= WHAT TO WORK ON =
Make an exact copy of the listing below.

START PROVIDED RECORDS

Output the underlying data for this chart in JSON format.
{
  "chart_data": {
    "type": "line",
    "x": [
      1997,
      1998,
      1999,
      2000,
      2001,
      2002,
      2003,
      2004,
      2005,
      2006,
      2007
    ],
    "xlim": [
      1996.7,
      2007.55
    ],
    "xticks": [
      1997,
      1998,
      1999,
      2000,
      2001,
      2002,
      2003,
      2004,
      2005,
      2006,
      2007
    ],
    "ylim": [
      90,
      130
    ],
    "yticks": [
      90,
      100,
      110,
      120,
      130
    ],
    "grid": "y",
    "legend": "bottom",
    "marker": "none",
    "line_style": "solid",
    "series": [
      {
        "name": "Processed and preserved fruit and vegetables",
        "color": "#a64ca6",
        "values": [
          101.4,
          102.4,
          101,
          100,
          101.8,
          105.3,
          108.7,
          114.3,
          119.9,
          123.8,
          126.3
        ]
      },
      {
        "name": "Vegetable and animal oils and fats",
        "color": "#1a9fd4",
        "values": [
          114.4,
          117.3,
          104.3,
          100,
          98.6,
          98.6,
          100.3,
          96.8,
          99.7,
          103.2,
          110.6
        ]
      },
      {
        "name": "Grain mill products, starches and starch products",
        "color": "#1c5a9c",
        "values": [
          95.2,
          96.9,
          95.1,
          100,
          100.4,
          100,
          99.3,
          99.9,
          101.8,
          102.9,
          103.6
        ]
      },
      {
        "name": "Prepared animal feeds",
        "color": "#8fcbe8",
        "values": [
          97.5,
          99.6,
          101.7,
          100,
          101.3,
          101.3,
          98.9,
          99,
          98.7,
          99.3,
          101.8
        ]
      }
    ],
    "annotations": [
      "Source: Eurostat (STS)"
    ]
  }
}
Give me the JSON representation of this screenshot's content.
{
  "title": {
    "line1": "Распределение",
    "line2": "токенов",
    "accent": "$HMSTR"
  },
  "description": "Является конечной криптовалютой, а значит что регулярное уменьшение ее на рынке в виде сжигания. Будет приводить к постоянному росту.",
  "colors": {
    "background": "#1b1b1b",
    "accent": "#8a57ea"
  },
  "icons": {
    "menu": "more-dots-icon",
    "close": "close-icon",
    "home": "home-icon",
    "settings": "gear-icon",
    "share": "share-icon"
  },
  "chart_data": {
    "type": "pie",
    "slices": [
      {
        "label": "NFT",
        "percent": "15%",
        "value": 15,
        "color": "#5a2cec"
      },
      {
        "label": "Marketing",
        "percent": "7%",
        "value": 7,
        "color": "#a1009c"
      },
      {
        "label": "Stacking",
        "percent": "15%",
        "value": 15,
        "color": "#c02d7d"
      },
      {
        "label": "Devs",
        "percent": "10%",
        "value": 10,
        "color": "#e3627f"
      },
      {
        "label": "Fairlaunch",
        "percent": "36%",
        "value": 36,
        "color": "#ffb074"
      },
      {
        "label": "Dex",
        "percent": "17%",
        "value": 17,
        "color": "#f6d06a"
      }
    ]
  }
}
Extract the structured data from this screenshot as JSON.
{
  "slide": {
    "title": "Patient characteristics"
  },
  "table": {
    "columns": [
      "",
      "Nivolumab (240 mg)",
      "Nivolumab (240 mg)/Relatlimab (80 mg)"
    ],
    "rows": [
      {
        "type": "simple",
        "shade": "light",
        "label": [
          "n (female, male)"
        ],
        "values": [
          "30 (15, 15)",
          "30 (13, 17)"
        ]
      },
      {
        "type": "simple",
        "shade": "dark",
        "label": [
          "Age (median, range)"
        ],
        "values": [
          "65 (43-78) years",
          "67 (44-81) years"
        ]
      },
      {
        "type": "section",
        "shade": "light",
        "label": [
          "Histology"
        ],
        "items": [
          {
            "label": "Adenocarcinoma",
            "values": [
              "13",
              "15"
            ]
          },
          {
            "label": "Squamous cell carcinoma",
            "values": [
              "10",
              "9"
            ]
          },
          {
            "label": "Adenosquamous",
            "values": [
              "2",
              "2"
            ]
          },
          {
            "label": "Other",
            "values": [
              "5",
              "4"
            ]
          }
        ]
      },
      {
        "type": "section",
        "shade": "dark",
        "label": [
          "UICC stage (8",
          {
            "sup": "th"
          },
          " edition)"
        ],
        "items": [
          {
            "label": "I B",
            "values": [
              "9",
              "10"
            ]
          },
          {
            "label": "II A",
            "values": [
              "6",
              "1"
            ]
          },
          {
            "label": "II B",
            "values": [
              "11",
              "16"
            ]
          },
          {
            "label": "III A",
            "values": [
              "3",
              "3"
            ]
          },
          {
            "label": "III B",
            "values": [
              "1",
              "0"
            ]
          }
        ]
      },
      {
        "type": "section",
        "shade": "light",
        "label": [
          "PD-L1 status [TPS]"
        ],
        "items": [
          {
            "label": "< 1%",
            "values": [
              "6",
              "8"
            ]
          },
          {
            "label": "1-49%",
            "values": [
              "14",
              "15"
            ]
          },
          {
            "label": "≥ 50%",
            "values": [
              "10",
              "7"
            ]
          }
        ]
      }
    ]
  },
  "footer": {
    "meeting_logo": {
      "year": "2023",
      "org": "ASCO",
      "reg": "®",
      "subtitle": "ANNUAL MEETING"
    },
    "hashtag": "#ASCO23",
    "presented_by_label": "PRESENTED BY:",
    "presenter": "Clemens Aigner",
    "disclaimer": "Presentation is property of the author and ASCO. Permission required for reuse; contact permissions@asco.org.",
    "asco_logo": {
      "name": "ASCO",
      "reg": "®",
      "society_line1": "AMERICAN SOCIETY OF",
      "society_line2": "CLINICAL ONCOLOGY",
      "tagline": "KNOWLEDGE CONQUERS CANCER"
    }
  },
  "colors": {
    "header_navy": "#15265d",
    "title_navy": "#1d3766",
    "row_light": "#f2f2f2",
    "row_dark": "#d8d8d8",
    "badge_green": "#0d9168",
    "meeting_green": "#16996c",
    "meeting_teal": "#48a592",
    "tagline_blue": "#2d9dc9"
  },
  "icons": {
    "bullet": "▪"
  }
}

END PROVIDED RECORDS

= FINISHED TASK =
Output the underlying data for this chart in JSON format.
{
  "chart_data": {
    "type": "line",
    "x": [
      1997,
      1998,
      1999,
      2000,
      2001,
      2002,
      2003,
      2004,
      2005,
      2006,
      2007
    ],
    "xlim": [
      1996.7,
      2007.55
    ],
    "xticks": [
      1997,
      1998,
      1999,
      2000,
      2001,
      2002,
      2003,
      2004,
      2005,
      2006,
      2007
    ],
    "ylim": [
      90,
      130
    ],
    "yticks": [
      90,
      100,
      110,
      120,
      130
    ],
    "grid": "y",
    "legend": "bottom",
    "marker": "none",
    "line_style": "solid",
    "series": [
      {
        "name": "Processed and preserved fruit and vegetables",
        "color": "#a64ca6",
        "values": [
          101.4,
          102.4,
          101,
          100,
          101.8,
          105.3,
          108.7,
          114.3,
          119.9,
          123.8,
          126.3
        ]
      },
      {
        "name": "Vegetable and animal oils and fats",
        "color": "#1a9fd4",
        "values": [
          114.4,
          117.3,
          104.3,
          100,
          98.6,
          98.6,
          100.3,
          96.8,
          99.7,
          103.2,
          110.6
        ]
      },
      {
        "name": "Grain mill products, starches and starch products",
        "color": "#1c5a9c",
        "values": [
          95.2,
          96.9,
          95.1,
          100,
          100.4,
          100,
          99.3,
          99.9,
          101.8,
          102.9,
          103.6
        ]
      },
      {
        "name": "Prepared animal feeds",
        "color": "#8fcbe8",
        "values": [
          97.5,
          99.6,
          101.7,
          100,
          101.3,
          101.3,
          98.9,
          99,
          98.7,
          99.3,
          101.8
        ]
      }
    ],
    "annotations": [
      "Source: Eurostat (STS)"
    ]
  }
}
Give me the JSON representation of this screenshot's content.
{
  "title": {
    "line1": "Распределение",
    "line2": "токенов",
    "accent": "$HMSTR"
  },
  "description": "Является конечной криптовалютой, а значит что регулярное уменьшение ее на рынке в виде сжигания. Будет приводить к постоянному росту.",
  "colors": {
    "background": "#1b1b1b",
    "accent": "#8a57ea"
  },
  "icons": {
    "menu": "more-dots-icon",
    "close": "close-icon",
    "home": "home-icon",
    "settings": "gear-icon",
    "share": "share-icon"
  },
  "chart_data": {
    "type": "pie",
    "slices": [
      {
        "label": "NFT",
        "percent": "15%",
        "value": 15,
        "color": "#5a2cec"
      },
      {
        "label": "Marketing",
        "percent": "7%",
        "value": 7,
        "color": "#a1009c"
      },
      {
        "label": "Stacking",
        "percent": "15%",
        "value": 15,
        "color": "#c02d7d"
      },
      {
        "label": "Devs",
        "percent": "10%",
        "value": 10,
        "color": "#e3627f"
      },
      {
        "label": "Fairlaunch",
        "percent": "36%",
        "value": 36,
        "color": "#ffb074"
      },
      {
        "label": "Dex",
        "percent": "17%",
        "value": 17,
        "color": "#f6d06a"
      }
    ]
  }
}
Extract the structured data from this screenshot as JSON.
{
  "slide": {
    "title": "Patient characteristics"
  },
  "table": {
    "columns": [
      "",
      "Nivolumab (240 mg)",
      "Nivolumab (240 mg)/Relatlimab (80 mg)"
    ],
    "rows": [
      {
        "type": "simple",
        "shade": "light",
        "label": [
          "n (female, male)"
        ],
        "values": [
          "30 (15, 15)",
          "30 (13, 17)"
        ]
      },
      {
        "type": "simple",
        "shade": "dark",
        "label": [
          "Age (median, range)"
        ],
        "values": [
          "65 (43-78) years",
          "67 (44-81) years"
        ]
      },
      {
        "type": "section",
        "shade": "light",
        "label": [
          "Histology"
        ],
        "items": [
          {
            "label": "Adenocarcinoma",
            "values": [
              "13",
              "15"
            ]
          },
          {
            "label": "Squamous cell carcinoma",
            "values": [
              "10",
              "9"
            ]
          },
          {
            "label": "Adenosquamous",
            "values": [
              "2",
              "2"
            ]
          },
          {
            "label": "Other",
            "values": [
              "5",
              "4"
            ]
          }
        ]
      },
      {
        "type": "section",
        "shade": "dark",
        "label": [
          "UICC stage (8",
          {
            "sup": "th"
          },
          " edition)"
        ],
        "items": [
          {
            "label": "I B",
            "values": [
              "9",
              "10"
            ]
          },
          {
            "label": "II A",
            "values": [
              "6",
              "1"
            ]
          },
          {
            "label": "II B",
            "values": [
              "11",
              "16"
            ]
          },
          {
            "label": "III A",
            "values": [
              "3",
              "3"
            ]
          },
          {
            "label": "III B",
            "values": [
              "1",
              "0"
            ]
          }
        ]
      },
      {
        "type": "section",
        "shade": "light",
        "label": [
          "PD-L1 status [TPS]"
        ],
        "items": [
          {
            "label": "< 1%",
            "values": [
              "6",
              "8"
            ]
          },
          {
            "label": "1-49%",
            "values": [
              "14",
              "15"
            ]
          },
          {
            "label": "≥ 50%",
            "values": [
              "10",
              "7"
            ]
          }
        ]
      }
    ]
  },
  "footer": {
    "meeting_logo": {
      "year": "2023",
      "org": "ASCO",
      "reg": "®",
      "subtitle": "ANNUAL MEETING"
    },
    "hashtag": "#ASCO23",
    "presented_by_label": "PRESENTED BY:",
    "presenter": "Clemens Aigner",
    "disclaimer": "Presentation is property of the author and ASCO. Permission required for reuse; contact permissions@asco.org.",
    "asco_logo": {
      "name": "ASCO",
      "reg": "®",
      "society_line1": "AMERICAN SOCIETY OF",
      "society_line2": "CLINICAL ONCOLOGY",
      "tagline": "KNOWLEDGE CONQUERS CANCER"
    }
  },
  "colors": {
    "header_navy": "#15265d",
    "title_navy": "#1d3766",
    "row_light": "#f2f2f2",
    "row_dark": "#d8d8d8",
    "badge_green": "#0d9168",
    "meeting_green": "#16996c",
    "meeting_teal": "#48a592",
    "tagline_blue": "#2d9dc9"
  },
  "icons": {
    "bullet": "▪"
  }
}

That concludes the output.